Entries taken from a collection
** START **

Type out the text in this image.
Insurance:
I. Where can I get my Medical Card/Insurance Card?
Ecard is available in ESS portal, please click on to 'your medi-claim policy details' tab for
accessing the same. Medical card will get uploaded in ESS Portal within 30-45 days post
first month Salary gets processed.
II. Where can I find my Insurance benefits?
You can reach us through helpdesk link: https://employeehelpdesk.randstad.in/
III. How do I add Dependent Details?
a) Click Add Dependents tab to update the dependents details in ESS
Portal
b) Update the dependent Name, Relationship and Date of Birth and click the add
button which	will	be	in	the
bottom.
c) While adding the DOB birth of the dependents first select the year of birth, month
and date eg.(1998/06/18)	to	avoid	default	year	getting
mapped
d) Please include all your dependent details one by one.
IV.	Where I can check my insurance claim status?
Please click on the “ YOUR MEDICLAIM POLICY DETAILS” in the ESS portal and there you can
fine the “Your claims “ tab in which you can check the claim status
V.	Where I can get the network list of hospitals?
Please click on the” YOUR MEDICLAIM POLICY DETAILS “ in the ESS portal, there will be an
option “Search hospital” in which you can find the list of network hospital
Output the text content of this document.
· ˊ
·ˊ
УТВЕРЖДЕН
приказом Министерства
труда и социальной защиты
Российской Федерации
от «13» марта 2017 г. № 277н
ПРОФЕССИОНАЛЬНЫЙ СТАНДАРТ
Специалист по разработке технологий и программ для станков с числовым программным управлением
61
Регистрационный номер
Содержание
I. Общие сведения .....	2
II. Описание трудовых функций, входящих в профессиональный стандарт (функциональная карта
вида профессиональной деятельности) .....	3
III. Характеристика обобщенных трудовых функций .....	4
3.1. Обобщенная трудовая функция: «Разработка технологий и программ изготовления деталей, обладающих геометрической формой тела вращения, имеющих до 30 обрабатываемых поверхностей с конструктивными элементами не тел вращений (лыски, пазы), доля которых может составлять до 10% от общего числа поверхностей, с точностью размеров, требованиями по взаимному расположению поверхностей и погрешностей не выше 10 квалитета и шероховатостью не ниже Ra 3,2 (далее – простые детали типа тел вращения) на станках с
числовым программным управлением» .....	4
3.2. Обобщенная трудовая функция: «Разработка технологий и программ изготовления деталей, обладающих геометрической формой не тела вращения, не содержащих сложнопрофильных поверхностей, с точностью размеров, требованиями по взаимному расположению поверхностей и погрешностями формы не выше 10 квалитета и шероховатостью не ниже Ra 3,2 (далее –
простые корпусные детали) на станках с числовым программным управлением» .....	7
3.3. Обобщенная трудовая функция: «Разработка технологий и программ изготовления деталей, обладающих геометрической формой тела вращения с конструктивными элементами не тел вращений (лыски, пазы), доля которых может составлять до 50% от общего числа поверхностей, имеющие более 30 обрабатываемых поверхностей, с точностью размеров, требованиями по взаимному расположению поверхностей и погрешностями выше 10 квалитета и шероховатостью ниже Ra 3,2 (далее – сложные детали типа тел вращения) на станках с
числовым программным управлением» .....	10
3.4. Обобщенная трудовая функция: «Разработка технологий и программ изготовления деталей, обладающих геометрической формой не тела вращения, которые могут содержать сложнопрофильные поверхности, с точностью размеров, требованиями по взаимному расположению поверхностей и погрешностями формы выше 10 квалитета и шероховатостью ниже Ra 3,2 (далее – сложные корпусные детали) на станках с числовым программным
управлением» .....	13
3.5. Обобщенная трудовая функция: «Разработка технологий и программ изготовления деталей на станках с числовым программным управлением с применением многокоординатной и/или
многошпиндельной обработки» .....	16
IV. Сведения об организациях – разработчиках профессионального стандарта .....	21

** END **

[EXERCISE BRIEF]
Lines containing the word "list" are to be tallied; report only the total.

[FULL RESPONSE]
2